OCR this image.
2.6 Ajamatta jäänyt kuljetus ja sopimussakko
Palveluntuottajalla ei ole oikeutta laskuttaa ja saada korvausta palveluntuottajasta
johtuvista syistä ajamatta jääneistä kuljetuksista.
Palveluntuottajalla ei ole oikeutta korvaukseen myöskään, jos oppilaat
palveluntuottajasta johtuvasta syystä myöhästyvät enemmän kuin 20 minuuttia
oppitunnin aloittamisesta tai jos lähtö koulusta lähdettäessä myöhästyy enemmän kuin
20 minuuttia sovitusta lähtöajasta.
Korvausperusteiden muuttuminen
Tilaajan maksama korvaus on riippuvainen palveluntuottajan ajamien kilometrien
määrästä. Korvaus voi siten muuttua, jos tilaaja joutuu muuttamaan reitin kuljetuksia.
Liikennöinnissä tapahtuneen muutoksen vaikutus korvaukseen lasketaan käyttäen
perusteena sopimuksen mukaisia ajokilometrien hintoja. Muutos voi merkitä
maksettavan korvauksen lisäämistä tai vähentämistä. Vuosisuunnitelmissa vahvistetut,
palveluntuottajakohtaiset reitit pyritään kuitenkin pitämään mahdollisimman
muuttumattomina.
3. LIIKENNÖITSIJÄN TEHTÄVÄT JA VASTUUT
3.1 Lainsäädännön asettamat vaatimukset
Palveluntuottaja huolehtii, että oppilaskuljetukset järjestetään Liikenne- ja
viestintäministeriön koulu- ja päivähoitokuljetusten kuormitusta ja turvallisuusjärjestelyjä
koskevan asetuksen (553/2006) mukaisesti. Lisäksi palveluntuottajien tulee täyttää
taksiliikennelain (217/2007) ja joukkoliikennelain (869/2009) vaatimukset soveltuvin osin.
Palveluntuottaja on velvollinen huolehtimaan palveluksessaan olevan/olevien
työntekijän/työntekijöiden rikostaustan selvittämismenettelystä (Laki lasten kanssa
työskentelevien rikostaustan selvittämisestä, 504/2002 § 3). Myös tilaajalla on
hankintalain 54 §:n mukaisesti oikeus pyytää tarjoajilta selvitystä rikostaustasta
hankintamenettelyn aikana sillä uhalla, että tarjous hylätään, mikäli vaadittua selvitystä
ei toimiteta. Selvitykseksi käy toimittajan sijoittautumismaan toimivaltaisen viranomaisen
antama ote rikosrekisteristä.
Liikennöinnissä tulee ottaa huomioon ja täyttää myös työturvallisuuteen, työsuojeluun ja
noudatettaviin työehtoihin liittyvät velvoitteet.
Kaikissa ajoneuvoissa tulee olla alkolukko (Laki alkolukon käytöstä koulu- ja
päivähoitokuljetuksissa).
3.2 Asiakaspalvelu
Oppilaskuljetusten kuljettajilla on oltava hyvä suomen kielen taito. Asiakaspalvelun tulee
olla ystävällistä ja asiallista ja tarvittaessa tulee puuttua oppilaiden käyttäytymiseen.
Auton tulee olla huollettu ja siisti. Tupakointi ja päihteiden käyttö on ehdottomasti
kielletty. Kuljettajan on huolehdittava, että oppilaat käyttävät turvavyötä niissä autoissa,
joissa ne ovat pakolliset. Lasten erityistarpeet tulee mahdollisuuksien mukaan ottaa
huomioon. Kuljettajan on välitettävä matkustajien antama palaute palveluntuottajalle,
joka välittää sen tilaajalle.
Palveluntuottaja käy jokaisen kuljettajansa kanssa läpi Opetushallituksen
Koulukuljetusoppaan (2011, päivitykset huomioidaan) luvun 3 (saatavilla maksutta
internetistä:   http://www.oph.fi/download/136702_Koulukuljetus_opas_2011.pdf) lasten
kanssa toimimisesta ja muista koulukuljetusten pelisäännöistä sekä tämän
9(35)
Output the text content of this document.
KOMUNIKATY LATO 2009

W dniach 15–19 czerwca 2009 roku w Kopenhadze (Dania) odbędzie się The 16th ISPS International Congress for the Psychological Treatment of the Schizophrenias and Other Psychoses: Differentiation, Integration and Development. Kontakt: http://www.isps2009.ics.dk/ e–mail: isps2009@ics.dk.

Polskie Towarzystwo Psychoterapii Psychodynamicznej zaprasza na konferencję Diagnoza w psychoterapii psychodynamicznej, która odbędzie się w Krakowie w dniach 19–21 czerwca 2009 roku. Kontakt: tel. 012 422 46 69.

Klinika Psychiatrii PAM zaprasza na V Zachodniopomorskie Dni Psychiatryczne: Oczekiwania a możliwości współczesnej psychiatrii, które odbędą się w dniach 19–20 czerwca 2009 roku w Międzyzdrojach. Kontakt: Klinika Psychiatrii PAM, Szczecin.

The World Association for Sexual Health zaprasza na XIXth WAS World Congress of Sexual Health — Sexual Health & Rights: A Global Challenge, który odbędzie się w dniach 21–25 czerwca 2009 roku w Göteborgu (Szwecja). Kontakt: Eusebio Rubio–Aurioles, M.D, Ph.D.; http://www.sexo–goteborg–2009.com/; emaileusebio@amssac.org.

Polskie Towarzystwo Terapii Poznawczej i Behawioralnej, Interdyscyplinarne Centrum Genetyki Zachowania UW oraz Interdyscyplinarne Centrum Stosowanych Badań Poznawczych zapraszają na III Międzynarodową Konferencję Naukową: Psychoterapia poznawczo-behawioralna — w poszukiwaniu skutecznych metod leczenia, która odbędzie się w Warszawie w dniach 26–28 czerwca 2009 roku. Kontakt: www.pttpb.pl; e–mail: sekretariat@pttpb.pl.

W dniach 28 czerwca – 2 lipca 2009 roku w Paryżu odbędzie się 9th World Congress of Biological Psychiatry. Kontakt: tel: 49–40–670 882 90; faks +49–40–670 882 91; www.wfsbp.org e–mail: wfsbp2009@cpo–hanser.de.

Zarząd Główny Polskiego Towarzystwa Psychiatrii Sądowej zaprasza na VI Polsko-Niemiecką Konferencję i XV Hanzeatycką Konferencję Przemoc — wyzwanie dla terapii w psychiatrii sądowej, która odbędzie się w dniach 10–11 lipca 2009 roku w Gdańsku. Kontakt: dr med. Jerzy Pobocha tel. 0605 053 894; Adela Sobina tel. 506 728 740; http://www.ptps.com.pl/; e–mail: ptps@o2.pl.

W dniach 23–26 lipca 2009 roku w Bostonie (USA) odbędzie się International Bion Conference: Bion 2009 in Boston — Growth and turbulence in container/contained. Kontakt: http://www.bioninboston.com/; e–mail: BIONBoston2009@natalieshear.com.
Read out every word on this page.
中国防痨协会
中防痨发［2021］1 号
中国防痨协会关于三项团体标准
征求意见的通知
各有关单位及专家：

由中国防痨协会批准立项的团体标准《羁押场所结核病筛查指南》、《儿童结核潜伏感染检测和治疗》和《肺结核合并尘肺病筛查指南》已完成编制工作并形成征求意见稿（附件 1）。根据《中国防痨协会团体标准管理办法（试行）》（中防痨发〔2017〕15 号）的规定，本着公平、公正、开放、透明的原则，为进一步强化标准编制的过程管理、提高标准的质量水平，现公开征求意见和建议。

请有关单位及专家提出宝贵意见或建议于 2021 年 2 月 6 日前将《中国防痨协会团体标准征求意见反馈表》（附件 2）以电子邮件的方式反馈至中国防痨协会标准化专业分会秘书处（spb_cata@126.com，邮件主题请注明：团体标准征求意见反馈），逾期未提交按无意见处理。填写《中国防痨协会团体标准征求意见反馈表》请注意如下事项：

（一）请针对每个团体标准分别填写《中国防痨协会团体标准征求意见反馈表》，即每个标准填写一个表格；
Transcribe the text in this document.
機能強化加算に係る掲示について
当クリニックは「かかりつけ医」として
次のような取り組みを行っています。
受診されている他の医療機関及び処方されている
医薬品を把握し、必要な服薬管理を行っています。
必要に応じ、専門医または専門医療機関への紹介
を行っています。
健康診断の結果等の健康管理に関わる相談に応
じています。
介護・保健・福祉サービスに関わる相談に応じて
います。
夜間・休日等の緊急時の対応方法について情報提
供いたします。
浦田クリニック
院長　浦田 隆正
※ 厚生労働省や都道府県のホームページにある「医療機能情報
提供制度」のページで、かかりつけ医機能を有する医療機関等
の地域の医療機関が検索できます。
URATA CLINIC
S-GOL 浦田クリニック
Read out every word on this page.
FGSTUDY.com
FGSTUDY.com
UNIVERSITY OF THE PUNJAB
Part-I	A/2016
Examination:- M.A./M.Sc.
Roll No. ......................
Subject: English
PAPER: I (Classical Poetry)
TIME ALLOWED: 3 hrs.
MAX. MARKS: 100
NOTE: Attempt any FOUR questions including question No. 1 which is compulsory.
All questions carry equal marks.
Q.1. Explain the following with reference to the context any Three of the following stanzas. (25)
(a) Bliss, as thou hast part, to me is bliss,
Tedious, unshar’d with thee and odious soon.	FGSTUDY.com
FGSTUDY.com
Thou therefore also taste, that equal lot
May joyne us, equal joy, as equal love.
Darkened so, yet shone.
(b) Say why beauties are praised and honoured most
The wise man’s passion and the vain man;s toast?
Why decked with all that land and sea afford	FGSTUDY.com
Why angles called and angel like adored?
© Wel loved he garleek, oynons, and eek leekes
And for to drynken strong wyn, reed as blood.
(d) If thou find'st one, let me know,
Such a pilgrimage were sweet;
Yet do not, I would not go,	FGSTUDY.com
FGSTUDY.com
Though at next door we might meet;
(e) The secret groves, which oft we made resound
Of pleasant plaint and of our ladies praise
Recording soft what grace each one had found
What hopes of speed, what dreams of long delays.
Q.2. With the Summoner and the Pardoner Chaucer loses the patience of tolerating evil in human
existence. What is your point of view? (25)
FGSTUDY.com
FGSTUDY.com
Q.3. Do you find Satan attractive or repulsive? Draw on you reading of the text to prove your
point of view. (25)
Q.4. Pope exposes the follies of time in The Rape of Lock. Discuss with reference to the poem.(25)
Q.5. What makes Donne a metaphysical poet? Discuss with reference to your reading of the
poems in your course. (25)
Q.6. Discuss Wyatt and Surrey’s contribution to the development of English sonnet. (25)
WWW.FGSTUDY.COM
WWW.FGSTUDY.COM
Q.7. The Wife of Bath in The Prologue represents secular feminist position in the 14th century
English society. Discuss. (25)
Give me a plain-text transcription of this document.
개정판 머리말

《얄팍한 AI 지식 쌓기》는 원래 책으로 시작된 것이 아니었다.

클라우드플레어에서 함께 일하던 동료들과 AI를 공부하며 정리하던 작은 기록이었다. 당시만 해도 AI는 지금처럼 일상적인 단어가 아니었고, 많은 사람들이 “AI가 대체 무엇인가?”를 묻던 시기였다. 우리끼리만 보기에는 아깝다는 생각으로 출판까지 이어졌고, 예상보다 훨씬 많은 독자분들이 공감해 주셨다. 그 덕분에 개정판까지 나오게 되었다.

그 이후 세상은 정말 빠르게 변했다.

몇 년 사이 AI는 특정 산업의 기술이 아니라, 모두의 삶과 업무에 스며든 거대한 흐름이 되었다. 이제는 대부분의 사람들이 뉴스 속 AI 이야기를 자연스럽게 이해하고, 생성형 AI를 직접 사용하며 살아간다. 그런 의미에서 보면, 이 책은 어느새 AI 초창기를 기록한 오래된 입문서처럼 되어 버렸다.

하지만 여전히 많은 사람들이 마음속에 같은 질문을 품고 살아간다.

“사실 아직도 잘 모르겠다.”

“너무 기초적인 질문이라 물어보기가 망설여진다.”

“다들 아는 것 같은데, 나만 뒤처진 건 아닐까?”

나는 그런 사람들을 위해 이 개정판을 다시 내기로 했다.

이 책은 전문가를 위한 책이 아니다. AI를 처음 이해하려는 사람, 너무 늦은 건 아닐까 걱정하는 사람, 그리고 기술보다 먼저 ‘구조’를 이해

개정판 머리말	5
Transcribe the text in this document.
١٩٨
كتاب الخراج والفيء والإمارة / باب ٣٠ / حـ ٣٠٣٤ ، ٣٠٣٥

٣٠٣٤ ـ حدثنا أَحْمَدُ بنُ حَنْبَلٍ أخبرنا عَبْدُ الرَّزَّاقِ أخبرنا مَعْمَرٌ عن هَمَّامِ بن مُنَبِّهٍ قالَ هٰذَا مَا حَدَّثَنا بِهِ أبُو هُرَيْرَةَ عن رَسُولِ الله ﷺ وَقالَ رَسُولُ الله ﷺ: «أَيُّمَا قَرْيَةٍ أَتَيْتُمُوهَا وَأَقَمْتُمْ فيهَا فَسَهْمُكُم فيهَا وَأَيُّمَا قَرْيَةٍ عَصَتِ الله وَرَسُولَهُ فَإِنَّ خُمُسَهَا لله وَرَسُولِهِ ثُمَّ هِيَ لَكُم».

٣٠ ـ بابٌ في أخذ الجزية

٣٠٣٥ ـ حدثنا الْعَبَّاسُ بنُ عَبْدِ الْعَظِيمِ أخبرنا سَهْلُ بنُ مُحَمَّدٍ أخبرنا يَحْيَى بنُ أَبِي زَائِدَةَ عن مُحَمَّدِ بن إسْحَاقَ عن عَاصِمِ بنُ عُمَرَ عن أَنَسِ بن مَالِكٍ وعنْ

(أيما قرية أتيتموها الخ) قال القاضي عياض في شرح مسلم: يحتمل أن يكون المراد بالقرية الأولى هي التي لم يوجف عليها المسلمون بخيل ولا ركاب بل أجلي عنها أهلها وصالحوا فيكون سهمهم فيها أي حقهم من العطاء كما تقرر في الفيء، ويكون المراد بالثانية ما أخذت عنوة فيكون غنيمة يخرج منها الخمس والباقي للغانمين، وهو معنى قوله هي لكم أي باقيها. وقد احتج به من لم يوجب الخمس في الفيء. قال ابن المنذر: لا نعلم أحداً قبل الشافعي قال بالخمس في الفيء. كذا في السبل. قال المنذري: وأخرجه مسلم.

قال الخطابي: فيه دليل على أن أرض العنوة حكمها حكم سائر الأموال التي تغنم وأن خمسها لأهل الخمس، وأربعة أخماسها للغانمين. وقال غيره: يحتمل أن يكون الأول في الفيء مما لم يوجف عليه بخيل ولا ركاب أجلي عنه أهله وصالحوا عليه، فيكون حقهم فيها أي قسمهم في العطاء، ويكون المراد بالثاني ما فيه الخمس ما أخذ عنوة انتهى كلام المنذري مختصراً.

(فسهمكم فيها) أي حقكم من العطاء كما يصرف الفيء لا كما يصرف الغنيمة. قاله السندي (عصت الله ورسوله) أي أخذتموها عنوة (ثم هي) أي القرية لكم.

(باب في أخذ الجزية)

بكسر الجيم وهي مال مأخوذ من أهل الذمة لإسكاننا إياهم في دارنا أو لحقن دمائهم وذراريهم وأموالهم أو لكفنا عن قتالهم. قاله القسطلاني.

_ _ _ _ _ _ _

-- Do this --
Wherever "ركاب" shows up in a line, copy that line.

-- Output of the exercise --
(أيما قرية أتيتموها الخ) قال القاضي عياض في شرح مسلم: يحتمل أن يكون المراد بالقرية الأولى هي التي لم يوجف عليها المسلمون بخيل ولا ركاب بل أجلي عنها أهلها وصالحوا فيكون سهمهم فيها أي حقهم من العطاء كما تقرر في الفيء، ويكون المراد بالثانية ما أخذت عنوة فيكون غنيمة يخرج منها الخمس والباقي للغانمين، وهو معنى قوله هي لكم أي باقيها. وقد احتج به من لم يوجب الخمس في الفيء. قال ابن المنذر: لا نعلم أحداً قبل الشافعي قال بالخمس في الفيء. كذا في السبل. قال المنذري: وأخرجه مسلم.
قال الخطابي: فيه دليل على أن أرض العنوة حكمها حكم سائر الأموال التي تغنم وأن خمسها لأهل الخمس، وأربعة أخماسها للغانمين. وقال غيره: يحتمل أن يكون الأول في الفيء مما لم يوجف عليه بخيل ولا ركاب أجلي عنه أهله وصالحوا عليه، فيكون حقهم فيها أي قسمهم في العطاء، ويكون المراد بالثاني ما فيه الخمس ما أخذ عنوة انتهى كلام المنذري مختصراً.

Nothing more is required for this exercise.